- [Objective]
Format every line of the items below as a Markdown table with two columns, Row and Line. Number the rows in order and skip any blank lines.

____ Data

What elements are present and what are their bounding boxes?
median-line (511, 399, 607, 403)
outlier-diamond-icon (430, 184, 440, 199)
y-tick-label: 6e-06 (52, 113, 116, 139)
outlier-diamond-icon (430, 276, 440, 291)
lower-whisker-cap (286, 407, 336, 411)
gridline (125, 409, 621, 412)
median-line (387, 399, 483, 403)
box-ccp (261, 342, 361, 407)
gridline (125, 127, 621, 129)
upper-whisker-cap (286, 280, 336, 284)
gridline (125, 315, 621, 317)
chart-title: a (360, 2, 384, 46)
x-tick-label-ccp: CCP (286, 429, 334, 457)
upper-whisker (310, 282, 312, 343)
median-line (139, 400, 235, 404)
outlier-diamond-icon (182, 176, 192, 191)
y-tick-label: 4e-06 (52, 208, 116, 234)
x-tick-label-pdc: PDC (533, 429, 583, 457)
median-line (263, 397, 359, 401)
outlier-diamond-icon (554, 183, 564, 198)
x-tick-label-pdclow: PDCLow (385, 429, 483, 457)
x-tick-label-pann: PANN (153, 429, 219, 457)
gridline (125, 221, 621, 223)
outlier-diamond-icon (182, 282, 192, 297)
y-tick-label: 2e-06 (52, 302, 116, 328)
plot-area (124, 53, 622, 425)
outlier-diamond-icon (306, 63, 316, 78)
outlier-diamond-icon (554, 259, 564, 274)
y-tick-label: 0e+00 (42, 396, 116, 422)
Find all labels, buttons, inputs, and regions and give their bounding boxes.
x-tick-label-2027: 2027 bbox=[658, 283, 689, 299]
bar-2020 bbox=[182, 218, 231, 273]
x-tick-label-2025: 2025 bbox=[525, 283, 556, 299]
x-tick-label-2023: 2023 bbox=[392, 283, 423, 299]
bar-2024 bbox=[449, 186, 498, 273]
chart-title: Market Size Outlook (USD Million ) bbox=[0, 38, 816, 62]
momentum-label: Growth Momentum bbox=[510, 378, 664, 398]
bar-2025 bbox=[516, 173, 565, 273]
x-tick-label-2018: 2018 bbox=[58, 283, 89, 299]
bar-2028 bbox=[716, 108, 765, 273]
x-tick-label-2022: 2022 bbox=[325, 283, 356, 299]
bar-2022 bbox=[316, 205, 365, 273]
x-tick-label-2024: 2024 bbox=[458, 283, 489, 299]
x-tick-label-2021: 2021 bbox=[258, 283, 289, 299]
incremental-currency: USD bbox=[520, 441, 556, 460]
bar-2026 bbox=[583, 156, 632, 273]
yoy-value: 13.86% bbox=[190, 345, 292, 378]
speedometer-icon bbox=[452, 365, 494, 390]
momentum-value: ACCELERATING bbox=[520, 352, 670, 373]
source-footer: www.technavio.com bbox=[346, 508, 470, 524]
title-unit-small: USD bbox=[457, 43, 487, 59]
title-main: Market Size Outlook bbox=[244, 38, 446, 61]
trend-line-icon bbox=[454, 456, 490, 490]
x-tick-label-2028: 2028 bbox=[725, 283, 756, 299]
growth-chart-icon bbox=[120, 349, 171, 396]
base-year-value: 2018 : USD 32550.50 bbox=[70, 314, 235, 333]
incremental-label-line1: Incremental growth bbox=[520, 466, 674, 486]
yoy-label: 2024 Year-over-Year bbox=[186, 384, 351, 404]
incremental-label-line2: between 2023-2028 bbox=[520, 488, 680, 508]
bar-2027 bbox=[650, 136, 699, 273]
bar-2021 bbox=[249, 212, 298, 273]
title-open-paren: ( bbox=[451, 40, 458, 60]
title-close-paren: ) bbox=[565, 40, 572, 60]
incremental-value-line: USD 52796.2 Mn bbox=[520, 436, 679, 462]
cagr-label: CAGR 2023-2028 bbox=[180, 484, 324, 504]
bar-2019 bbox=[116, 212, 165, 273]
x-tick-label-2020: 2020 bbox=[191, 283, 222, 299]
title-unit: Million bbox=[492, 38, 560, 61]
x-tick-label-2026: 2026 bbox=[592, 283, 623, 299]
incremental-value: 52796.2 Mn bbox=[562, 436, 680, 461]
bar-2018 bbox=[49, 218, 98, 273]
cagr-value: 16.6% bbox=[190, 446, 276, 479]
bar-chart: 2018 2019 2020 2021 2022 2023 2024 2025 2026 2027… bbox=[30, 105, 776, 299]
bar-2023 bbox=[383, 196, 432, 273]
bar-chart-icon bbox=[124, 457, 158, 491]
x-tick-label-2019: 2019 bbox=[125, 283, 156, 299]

________

- [Output of the exercise]
| Row | Line |
|---|---|
| 1 | What elements are present and what are their bounding boxes? |
| 2 | median-line (511, 399, 607, 403) |
| 3 | outlier-diamond-icon (430, 184, 440, 199) |
| 4 | y-tick-label: 6e-06 (52, 113, 116, 139) |
| 5 | outlier-diamond-icon (430, 276, 440, 291) |
| 6 | lower-whisker-cap (286, 407, 336, 411) |
| 7 | gridline (125, 409, 621, 412) |
| 8 | median-line (387, 399, 483, 403) |
| 9 | box-ccp (261, 342, 361, 407) |
| 10 | gridline (125, 127, 621, 129) |
| 11 | upper-whisker-cap (286, 280, 336, 284) |
| 12 | gridline (125, 315, 621, 317) |
| 13 | chart-title: a (360, 2, 384, 46) |
| 14 | x-tick-label-ccp: CCP (286, 429, 334, 457) |
| 15 | upper-whisker (310, 282, 312, 343) |
| 16 | median-line (139, 400, 235, 404) |
| 17 | outlier-diamond-icon (182, 176, 192, 191) |
| 18 | y-tick-label: 4e-06 (52, 208, 116, 234) |
| 19 | x-tick-label-pdc: PDC (533, 429, 583, 457) |
| 20 | median-line (263, 397, 359, 401) |
| 21 | outlier-diamond-icon (554, 183, 564, 198) |
| 22 | x-tick-label-pdclow: PDCLow (385, 429, 483, 457) |
| 23 | x-tick-label-pann: PANN (153, 429, 219, 457) |
| 24 | gridline (125, 221, 621, 223) |
| 25 | outlier-diamond-icon (182, 282, 192, 297) |
| 26 | y-tick-label: 2e-06 (52, 302, 116, 328) |
| 27 | plot-area (124, 53, 622, 425) |
| 28 | outlier-diamond-icon (306, 63, 316, 78) |
| 29 | outlier-diamond-icon (554, 259, 564, 274) |
| 30 | y-tick-label: 0e+00 (42, 396, 116, 422) |
| 31 | Find all labels, buttons, inputs, and regions and give their bounding boxes. |
| 32 | x-tick-label-2027: 2027 bbox=[658, 283, 689, 299] |
| 33 | bar-2020 bbox=[182, 218, 231, 273] |
| 34 | x-tick-label-2025: 2025 bbox=[525, 283, 556, 299] |
| 35 | x-tick-label-2023: 2023 bbox=[392, 283, 423, 299] |
| 36 | bar-2024 bbox=[449, 186, 498, 273] |
| 37 | chart-title: Market Size Outlook (USD Million ) bbox=[0, 38, 816, 62] |
| 38 | momentum-label: Growth Momentum bbox=[510, 378, 664, 398] |
| 39 | bar-2025 bbox=[516, 173, 565, 273] |
| 40 | x-tick-label-2018: 2018 bbox=[58, 283, 89, 299] |
| 41 | bar-2028 bbox=[716, 108, 765, 273] |
| 42 | x-tick-label-2022: 2022 bbox=[325, 283, 356, 299] |
| 43 | bar-2022 bbox=[316, 205, 365, 273] |
| 44 | x-tick-label-2024: 2024 bbox=[458, 283, 489, 299] |
| 45 | x-tick-label-2021: 2021 bbox=[258, 283, 289, 299] |
| 46 | incremental-currency: USD bbox=[520, 441, 556, 460] |
| 47 | bar-2026 bbox=[583, 156, 632, 273] |
| 48 | yoy-value: 13.86% bbox=[190, 345, 292, 378] |
| 49 | speedometer-icon bbox=[452, 365, 494, 390] |
| 50 | momentum-value: ACCELERATING bbox=[520, 352, 670, 373] |
| 51 | source-footer: www.technavio.com bbox=[346, 508, 470, 524] |
| 52 | title-unit-small: USD bbox=[457, 43, 487, 59] |
| 53 | title-main: Market Size Outlook bbox=[244, 38, 446, 61] |
| 54 | trend-line-icon bbox=[454, 456, 490, 490] |
| 55 | x-tick-label-2028: 2028 bbox=[725, 283, 756, 299] |
| 56 | growth-chart-icon bbox=[120, 349, 171, 396] |
| 57 | base-year-value: 2018 : USD 32550.50 bbox=[70, 314, 235, 333] |
| 58 | incremental-label-line1: Incremental growth bbox=[520, 466, 674, 486] |
| 59 | yoy-label: 2024 Year-over-Year bbox=[186, 384, 351, 404] |
| 60 | incremental-label-line2: between 2023-2028 bbox=[520, 488, 680, 508] |
| 61 | bar-2027 bbox=[650, 136, 699, 273] |
| 62 | bar-2021 bbox=[249, 212, 298, 273] |
| 63 | title-open-paren: ( bbox=[451, 40, 458, 60] |
| 64 | title-close-paren: ) bbox=[565, 40, 572, 60] |
| 65 | incremental-value-line: USD 52796.2 Mn bbox=[520, 436, 679, 462] |
| 66 | cagr-label: CAGR 2023-2028 bbox=[180, 484, 324, 504] |
| 67 | bar-2019 bbox=[116, 212, 165, 273] |
| 68 | x-tick-label-2020: 2020 bbox=[191, 283, 222, 299] |
| 69 | title-unit: Million bbox=[492, 38, 560, 61] |
| 70 | x-tick-label-2026: 2026 bbox=[592, 283, 623, 299] |
| 71 | incremental-value: 52796.2 Mn bbox=[562, 436, 680, 461] |
| 72 | bar-2018 bbox=[49, 218, 98, 273] |
| 73 | cagr-value: 16.6% bbox=[190, 446, 276, 479] |
| 74 | bar-chart: 2018 2019 2020 2021 2022 2023 2024 2025 2026 2027… bbox=[30, 105, 776, 299] |
| 75 | bar-2023 bbox=[383, 196, 432, 273] |
| 76 | bar-chart-icon bbox=[124, 457, 158, 491] |
| 77 | x-tick-label-2019: 2019 bbox=[125, 283, 156, 299] |